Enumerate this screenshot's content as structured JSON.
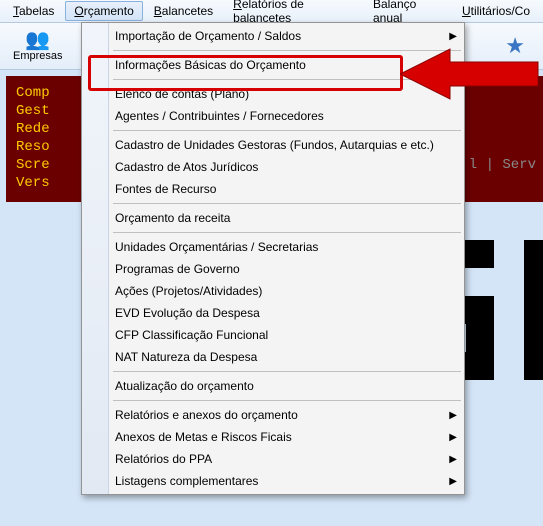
{
  "menubar": {
    "items": [
      {
        "u": "T",
        "rest": "abelas"
      },
      {
        "u": "O",
        "rest": "rçamento"
      },
      {
        "u": "B",
        "rest": "alancetes"
      },
      {
        "u": "R",
        "rest": "elatórios de balancetes"
      },
      {
        "label_full": "Balanço anual",
        "u": "a",
        "pre": "Balanço ",
        "post": "nual"
      },
      {
        "u": "U",
        "rest": "tilitários/Co"
      }
    ]
  },
  "toolbar": {
    "empresas": {
      "label": "Empresas",
      "icon": "👥"
    },
    "star": "★"
  },
  "dark_panel": {
    "lines": [
      "Comp",
      "Gest",
      "Rede",
      "Reso",
      "Scre",
      "Vers"
    ],
    "tail": "l | Serv"
  },
  "menu": {
    "items": [
      {
        "label": "Importação de Orçamento / Saldos",
        "sub": true
      },
      {
        "sep": true
      },
      {
        "label": "Informações Básicas do Orçamento",
        "highlight": true
      },
      {
        "sep": true
      },
      {
        "label": "Elenco de contas (Plano)"
      },
      {
        "label": "Agentes / Contribuintes / Fornecedores"
      },
      {
        "sep": true
      },
      {
        "label": "Cadastro de Unidades Gestoras (Fundos, Autarquias e etc.)"
      },
      {
        "label": "Cadastro de Atos Jurídicos"
      },
      {
        "label": "Fontes de Recurso"
      },
      {
        "sep": true
      },
      {
        "label": "Orçamento da receita"
      },
      {
        "sep": true
      },
      {
        "label": "Unidades Orçamentárias / Secretarias"
      },
      {
        "label": "Programas de Governo"
      },
      {
        "label": "Ações (Projetos/Atividades)"
      },
      {
        "label": "EVD Evolução da Despesa"
      },
      {
        "label": "CFP Classificação Funcional"
      },
      {
        "label": "NAT Natureza da Despesa"
      },
      {
        "sep": true
      },
      {
        "label": "Atualização do orçamento"
      },
      {
        "sep": true
      },
      {
        "label": "Relatórios e anexos do orçamento",
        "sub": true
      },
      {
        "label": "Anexos de Metas e Riscos Ficais",
        "sub": true
      },
      {
        "label": "Relatórios do PPA",
        "sub": true
      },
      {
        "label": "Listagens complementares",
        "sub": true
      }
    ]
  }
}
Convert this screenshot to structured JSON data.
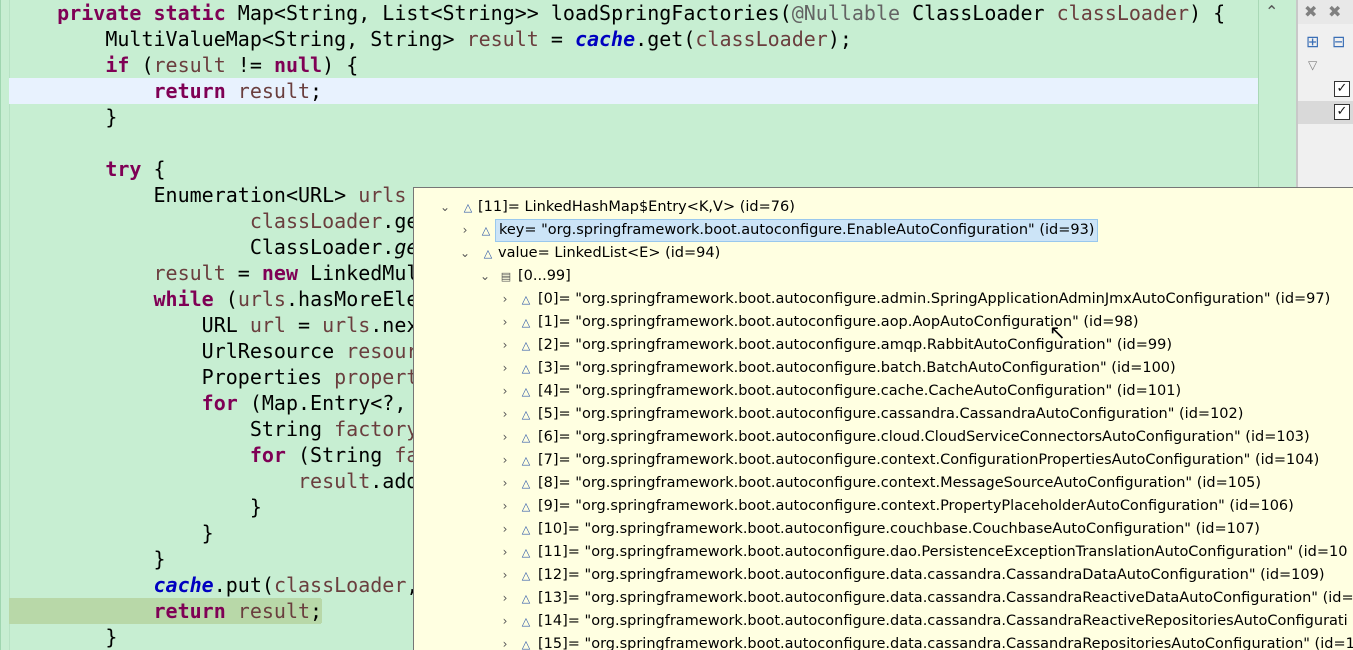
{
  "editor": {
    "lines": [
      {
        "parts": [
          [
            "kw",
            "private "
          ],
          [
            "kw",
            "static "
          ],
          [
            "ovr",
            "Map<String, List<String>> loadSpringFactories("
          ],
          [
            "ann",
            "@Nullable"
          ],
          [
            "ovr",
            " ClassLoader "
          ],
          [
            "var",
            "classLoader"
          ],
          [
            "ovr",
            ") {"
          ]
        ],
        "indent": "    "
      },
      {
        "parts": [
          [
            "ovr",
            "MultiValueMap<String, String> "
          ],
          [
            "var",
            "result"
          ],
          [
            "ovr",
            " = "
          ],
          [
            "fld",
            "cache"
          ],
          [
            "ovr",
            ".get("
          ],
          [
            "var",
            "classLoader"
          ],
          [
            "ovr",
            ");"
          ]
        ],
        "indent": "        "
      },
      {
        "parts": [
          [
            "kw",
            "if"
          ],
          [
            "ovr",
            " ("
          ],
          [
            "var",
            "result"
          ],
          [
            "ovr",
            " != "
          ],
          [
            "kw",
            "null"
          ],
          [
            "ovr",
            ") {"
          ]
        ],
        "indent": "        "
      },
      {
        "parts": [
          [
            "kw",
            "return "
          ],
          [
            "var",
            "result"
          ],
          [
            "ovr",
            ";"
          ]
        ],
        "indent": "            "
      },
      {
        "parts": [
          [
            "ovr",
            "}"
          ]
        ],
        "indent": "        "
      },
      {
        "parts": [],
        "indent": ""
      },
      {
        "parts": [
          [
            "kw",
            "try"
          ],
          [
            "ovr",
            " {"
          ]
        ],
        "indent": "        "
      },
      {
        "parts": [
          [
            "ovr",
            "Enumeration<URL> "
          ],
          [
            "var",
            "urls"
          ]
        ],
        "indent": "            "
      },
      {
        "parts": [
          [
            "var",
            "classLoader"
          ],
          [
            "ovr",
            ".ge"
          ]
        ],
        "indent": "                    "
      },
      {
        "parts": [
          [
            "ovr",
            "ClassLoader."
          ],
          [
            "ital",
            "ge"
          ]
        ],
        "indent": "                    "
      },
      {
        "parts": [
          [
            "var",
            "result"
          ],
          [
            "ovr",
            " = "
          ],
          [
            "kw",
            "new "
          ],
          [
            "ovr",
            "LinkedMul"
          ]
        ],
        "indent": "            "
      },
      {
        "parts": [
          [
            "kw",
            "while"
          ],
          [
            "ovr",
            " ("
          ],
          [
            "var",
            "urls"
          ],
          [
            "ovr",
            ".hasMoreEle"
          ]
        ],
        "indent": "            "
      },
      {
        "parts": [
          [
            "ovr",
            "URL "
          ],
          [
            "var",
            "url"
          ],
          [
            "ovr",
            " = "
          ],
          [
            "var",
            "urls"
          ],
          [
            "ovr",
            ".nex"
          ]
        ],
        "indent": "                "
      },
      {
        "parts": [
          [
            "ovr",
            "UrlResource "
          ],
          [
            "var",
            "resour"
          ]
        ],
        "indent": "                "
      },
      {
        "parts": [
          [
            "ovr",
            "Properties "
          ],
          [
            "var",
            "propert"
          ]
        ],
        "indent": "                "
      },
      {
        "parts": [
          [
            "kw",
            "for"
          ],
          [
            "ovr",
            " (Map.Entry<?, "
          ]
        ],
        "indent": "                "
      },
      {
        "parts": [
          [
            "ovr",
            "String "
          ],
          [
            "var",
            "factory"
          ]
        ],
        "indent": "                    "
      },
      {
        "parts": [
          [
            "kw",
            "for"
          ],
          [
            "ovr",
            " (String "
          ],
          [
            "var",
            "fa"
          ]
        ],
        "indent": "                    "
      },
      {
        "parts": [
          [
            "var",
            "result"
          ],
          [
            "ovr",
            ".add"
          ]
        ],
        "indent": "                        "
      },
      {
        "parts": [
          [
            "ovr",
            "}"
          ]
        ],
        "indent": "                    "
      },
      {
        "parts": [
          [
            "ovr",
            "}"
          ]
        ],
        "indent": "                "
      },
      {
        "parts": [
          [
            "ovr",
            "}"
          ]
        ],
        "indent": "            "
      },
      {
        "parts": [
          [
            "fld",
            "cache"
          ],
          [
            "ovr",
            ".put("
          ],
          [
            "var",
            "classLoader"
          ],
          [
            "ovr",
            ","
          ]
        ],
        "indent": "            "
      },
      {
        "parts": [
          [
            "kw",
            "return "
          ],
          [
            "var",
            "result"
          ],
          [
            "ovr",
            ";"
          ]
        ],
        "indent": "            "
      },
      {
        "parts": [
          [
            "ovr",
            "}"
          ]
        ],
        "indent": "        "
      }
    ]
  },
  "popup": {
    "entry_label": "[11]= LinkedHashMap$Entry<K,V>  (id=76)",
    "key_label": "key= \"org.springframework.boot.autoconfigure.EnableAutoConfiguration\" (id=93)",
    "value_label": "value= LinkedList<E>  (id=94)",
    "range_label": "[0...99]",
    "items": [
      "[0]= \"org.springframework.boot.autoconfigure.admin.SpringApplicationAdminJmxAutoConfiguration\" (id=97)",
      "[1]= \"org.springframework.boot.autoconfigure.aop.AopAutoConfiguration\" (id=98)",
      "[2]= \"org.springframework.boot.autoconfigure.amqp.RabbitAutoConfiguration\" (id=99)",
      "[3]= \"org.springframework.boot.autoconfigure.batch.BatchAutoConfiguration\" (id=100)",
      "[4]= \"org.springframework.boot.autoconfigure.cache.CacheAutoConfiguration\" (id=101)",
      "[5]= \"org.springframework.boot.autoconfigure.cassandra.CassandraAutoConfiguration\" (id=102)",
      "[6]= \"org.springframework.boot.autoconfigure.cloud.CloudServiceConnectorsAutoConfiguration\" (id=103)",
      "[7]= \"org.springframework.boot.autoconfigure.context.ConfigurationPropertiesAutoConfiguration\" (id=104)",
      "[8]= \"org.springframework.boot.autoconfigure.context.MessageSourceAutoConfiguration\" (id=105)",
      "[9]= \"org.springframework.boot.autoconfigure.context.PropertyPlaceholderAutoConfiguration\" (id=106)",
      "[10]= \"org.springframework.boot.autoconfigure.couchbase.CouchbaseAutoConfiguration\" (id=107)",
      "[11]= \"org.springframework.boot.autoconfigure.dao.PersistenceExceptionTranslationAutoConfiguration\" (id=10",
      "[12]= \"org.springframework.boot.autoconfigure.data.cassandra.CassandraDataAutoConfiguration\" (id=109)",
      "[13]= \"org.springframework.boot.autoconfigure.data.cassandra.CassandraReactiveDataAutoConfiguration\" (id=1",
      "[14]= \"org.springframework.boot.autoconfigure.data.cassandra.CassandraReactiveRepositoriesAutoConfigurati",
      "[15]= \"org.springframework.boot.autoconfigure.data.cassandra.CassandraRepositoriesAutoConfiguration\" (id=1"
    ]
  },
  "icons": {
    "collapse": "chevron-up-icon",
    "close_all": "close-all-icon",
    "expand_all": "expand-all-icon",
    "collapse_all": "collapse-all-icon",
    "menu": "view-menu-icon"
  },
  "colors": {
    "editor_bg": "#c7eed2",
    "popup_bg": "#ffffe1",
    "keyword": "#7f0055",
    "field": "#0000c0"
  }
}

☆ ☆ ☆ ☆ ☆

* [Exercise prompt]: Examine the records and pull out every line where the string "screenshot" occurs.

* [Task output]:
Enumerate this screenshot's content as structured JSON.
Convert this screenshot to structured JSON data.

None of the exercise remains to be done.